Your task is to output all the records below, word for word.

* Start Records for this task *

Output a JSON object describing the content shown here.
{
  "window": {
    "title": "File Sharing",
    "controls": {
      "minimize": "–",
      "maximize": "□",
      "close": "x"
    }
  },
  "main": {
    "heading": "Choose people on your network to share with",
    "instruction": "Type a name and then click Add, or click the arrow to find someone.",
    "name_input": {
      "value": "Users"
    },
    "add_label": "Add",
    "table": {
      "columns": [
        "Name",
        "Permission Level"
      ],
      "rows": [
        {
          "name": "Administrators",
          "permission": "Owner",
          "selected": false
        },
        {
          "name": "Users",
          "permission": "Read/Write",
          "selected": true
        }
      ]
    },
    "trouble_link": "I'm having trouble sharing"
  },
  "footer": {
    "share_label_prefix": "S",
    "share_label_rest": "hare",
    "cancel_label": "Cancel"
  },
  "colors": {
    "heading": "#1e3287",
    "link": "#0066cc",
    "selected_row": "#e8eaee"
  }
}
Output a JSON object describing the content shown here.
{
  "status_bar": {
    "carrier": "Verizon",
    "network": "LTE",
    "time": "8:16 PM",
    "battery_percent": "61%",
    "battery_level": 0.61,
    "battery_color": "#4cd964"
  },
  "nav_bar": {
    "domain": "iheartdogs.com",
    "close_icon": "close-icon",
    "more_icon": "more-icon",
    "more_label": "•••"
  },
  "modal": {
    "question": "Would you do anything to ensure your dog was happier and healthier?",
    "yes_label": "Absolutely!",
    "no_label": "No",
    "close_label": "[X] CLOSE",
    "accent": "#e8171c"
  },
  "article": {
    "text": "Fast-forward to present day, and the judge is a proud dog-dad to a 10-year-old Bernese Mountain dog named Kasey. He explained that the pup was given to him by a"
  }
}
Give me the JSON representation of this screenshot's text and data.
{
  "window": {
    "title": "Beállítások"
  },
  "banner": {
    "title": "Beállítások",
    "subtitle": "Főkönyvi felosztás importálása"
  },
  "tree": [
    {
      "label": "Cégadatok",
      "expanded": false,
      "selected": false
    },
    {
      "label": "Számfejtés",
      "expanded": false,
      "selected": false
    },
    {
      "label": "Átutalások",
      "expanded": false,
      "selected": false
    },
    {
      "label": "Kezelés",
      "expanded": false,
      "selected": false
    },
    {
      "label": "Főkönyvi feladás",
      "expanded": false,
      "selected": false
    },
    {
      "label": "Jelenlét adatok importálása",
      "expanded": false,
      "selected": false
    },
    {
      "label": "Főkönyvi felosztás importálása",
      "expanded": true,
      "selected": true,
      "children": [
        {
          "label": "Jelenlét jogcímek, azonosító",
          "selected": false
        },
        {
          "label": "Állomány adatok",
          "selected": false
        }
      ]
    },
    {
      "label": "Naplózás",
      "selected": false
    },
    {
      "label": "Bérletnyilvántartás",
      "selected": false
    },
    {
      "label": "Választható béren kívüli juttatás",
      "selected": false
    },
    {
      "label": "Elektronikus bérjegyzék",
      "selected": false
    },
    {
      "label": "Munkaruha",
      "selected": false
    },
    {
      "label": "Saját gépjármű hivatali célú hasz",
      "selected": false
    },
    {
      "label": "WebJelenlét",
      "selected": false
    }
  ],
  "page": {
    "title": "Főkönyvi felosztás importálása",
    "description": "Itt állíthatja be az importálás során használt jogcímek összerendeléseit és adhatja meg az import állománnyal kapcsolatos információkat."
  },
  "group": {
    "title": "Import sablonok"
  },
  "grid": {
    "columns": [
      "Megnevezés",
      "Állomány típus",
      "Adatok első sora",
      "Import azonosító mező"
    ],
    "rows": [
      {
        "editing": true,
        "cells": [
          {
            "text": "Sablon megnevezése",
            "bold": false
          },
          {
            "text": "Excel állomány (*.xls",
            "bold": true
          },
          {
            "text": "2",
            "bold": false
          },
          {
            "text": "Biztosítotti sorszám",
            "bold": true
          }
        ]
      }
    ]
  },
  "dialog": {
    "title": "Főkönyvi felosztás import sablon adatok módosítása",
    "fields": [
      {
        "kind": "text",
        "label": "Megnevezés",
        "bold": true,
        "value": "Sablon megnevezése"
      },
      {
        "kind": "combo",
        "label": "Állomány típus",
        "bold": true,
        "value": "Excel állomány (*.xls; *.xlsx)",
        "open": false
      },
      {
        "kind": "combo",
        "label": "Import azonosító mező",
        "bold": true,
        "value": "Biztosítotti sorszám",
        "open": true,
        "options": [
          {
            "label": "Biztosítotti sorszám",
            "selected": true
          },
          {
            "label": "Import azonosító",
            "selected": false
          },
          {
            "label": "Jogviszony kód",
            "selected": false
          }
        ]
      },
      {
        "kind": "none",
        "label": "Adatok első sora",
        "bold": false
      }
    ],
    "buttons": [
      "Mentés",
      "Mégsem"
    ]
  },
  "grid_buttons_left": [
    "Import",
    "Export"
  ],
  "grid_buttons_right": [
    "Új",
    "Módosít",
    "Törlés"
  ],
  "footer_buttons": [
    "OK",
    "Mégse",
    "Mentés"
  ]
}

* End Records for this task *

Task output:
Output a JSON object describing the content shown here.
{
  "window": {
    "title": "File Sharing",
    "controls": {
      "minimize": "–",
      "maximize": "□",
      "close": "x"
    }
  },
  "main": {
    "heading": "Choose people on your network to share with",
    "instruction": "Type a name and then click Add, or click the arrow to find someone.",
    "name_input": {
      "value": "Users"
    },
    "add_label": "Add",
    "table": {
      "columns": [
        "Name",
        "Permission Level"
      ],
      "rows": [
        {
          "name": "Administrators",
          "permission": "Owner",
          "selected": false
        },
        {
          "name": "Users",
          "permission": "Read/Write",
          "selected": true
        }
      ]
    },
    "trouble_link": "I'm having trouble sharing"
  },
  "footer": {
    "share_label_prefix": "S",
    "share_label_rest": "hare",
    "cancel_label": "Cancel"
  },
  "colors": {
    "heading": "#1e3287",
    "link": "#0066cc",
    "selected_row": "#e8eaee"
  }
}
Output a JSON object describing the content shown here.
{
  "status_bar": {
    "carrier": "Verizon",
    "network": "LTE",
    "time": "8:16 PM",
    "battery_percent": "61%",
    "battery_level": 0.61,
    "battery_color": "#4cd964"
  },
  "nav_bar": {
    "domain": "iheartdogs.com",
    "close_icon": "close-icon",
    "more_icon": "more-icon",
    "more_label": "•••"
  },
  "modal": {
    "question": "Would you do anything to ensure your dog was happier and healthier?",
    "yes_label": "Absolutely!",
    "no_label": "No",
    "close_label": "[X] CLOSE",
    "accent": "#e8171c"
  },
  "article": {
    "text": "Fast-forward to present day, and the judge is a proud dog-dad to a 10-year-old Bernese Mountain dog named Kasey. He explained that the pup was given to him by a"
  }
}
Give me the JSON representation of this screenshot's text and data.
{
  "window": {
    "title": "Beállítások"
  },
  "banner": {
    "title": "Beállítások",
    "subtitle": "Főkönyvi felosztás importálása"
  },
  "tree": [
    {
      "label": "Cégadatok",
      "expanded": false,
      "selected": false
    },
    {
      "label": "Számfejtés",
      "expanded": false,
      "selected": false
    },
    {
      "label": "Átutalások",
      "expanded": false,
      "selected": false
    },
    {
      "label": "Kezelés",
      "expanded": false,
      "selected": false
    },
    {
      "label": "Főkönyvi feladás",
      "expanded": false,
      "selected": false
    },
    {
      "label": "Jelenlét adatok importálása",
      "expanded": false,
      "selected": false
    },
    {
      "label": "Főkönyvi felosztás importálása",
      "expanded": true,
      "selected": true,
      "children": [
        {
          "label": "Jelenlét jogcímek, azonosító",
          "selected": false
        },
        {
          "label": "Állomány adatok",
          "selected": false
        }
      ]
    },
    {
      "label": "Naplózás",
      "selected": false
    },
    {
      "label": "Bérletnyilvántartás",
      "selected": false
    },
    {
      "label": "Választható béren kívüli juttatás",
      "selected": false
    },
    {
      "label": "Elektronikus bérjegyzék",
      "selected": false
    },
    {
      "label": "Munkaruha",
      "selected": false
    },
    {
      "label": "Saját gépjármű hivatali célú hasz",
      "selected": false
    },
    {
      "label": "WebJelenlét",
      "selected": false
    }
  ],
  "page": {
    "title": "Főkönyvi felosztás importálása",
    "description": "Itt állíthatja be az importálás során használt jogcímek összerendeléseit és adhatja meg az import állománnyal kapcsolatos információkat."
  },
  "group": {
    "title": "Import sablonok"
  },
  "grid": {
    "columns": [
      "Megnevezés",
      "Állomány típus",
      "Adatok első sora",
      "Import azonosító mező"
    ],
    "rows": [
      {
        "editing": true,
        "cells": [
          {
            "text": "Sablon megnevezése",
            "bold": false
          },
          {
            "text": "Excel állomány (*.xls",
            "bold": true
          },
          {
            "text": "2",
            "bold": false
          },
          {
            "text": "Biztosítotti sorszám",
            "bold": true
          }
        ]
      }
    ]
  },
  "dialog": {
    "title": "Főkönyvi felosztás import sablon adatok módosítása",
    "fields": [
      {
        "kind": "text",
        "label": "Megnevezés",
        "bold": true,
        "value": "Sablon megnevezése"
      },
      {
        "kind": "combo",
        "label": "Állomány típus",
        "bold": true,
        "value": "Excel állomány (*.xls; *.xlsx)",
        "open": false
      },
      {
        "kind": "combo",
        "label": "Import azonosító mező",
        "bold": true,
        "value": "Biztosítotti sorszám",
        "open": true,
        "options": [
          {
            "label": "Biztosítotti sorszám",
            "selected": true
          },
          {
            "label": "Import azonosító",
            "selected": false
          },
          {
            "label": "Jogviszony kód",
            "selected": false
          }
        ]
      },
      {
        "kind": "none",
        "label": "Adatok első sora",
        "bold": false
      }
    ],
    "buttons": [
      "Mentés",
      "Mégsem"
    ]
  },
  "grid_buttons_left": [
    "Import",
    "Export"
  ],
  "grid_buttons_right": [
    "Új",
    "Módosít",
    "Törlés"
  ],
  "footer_buttons": [
    "OK",
    "Mégse",
    "Mentés"
  ]
}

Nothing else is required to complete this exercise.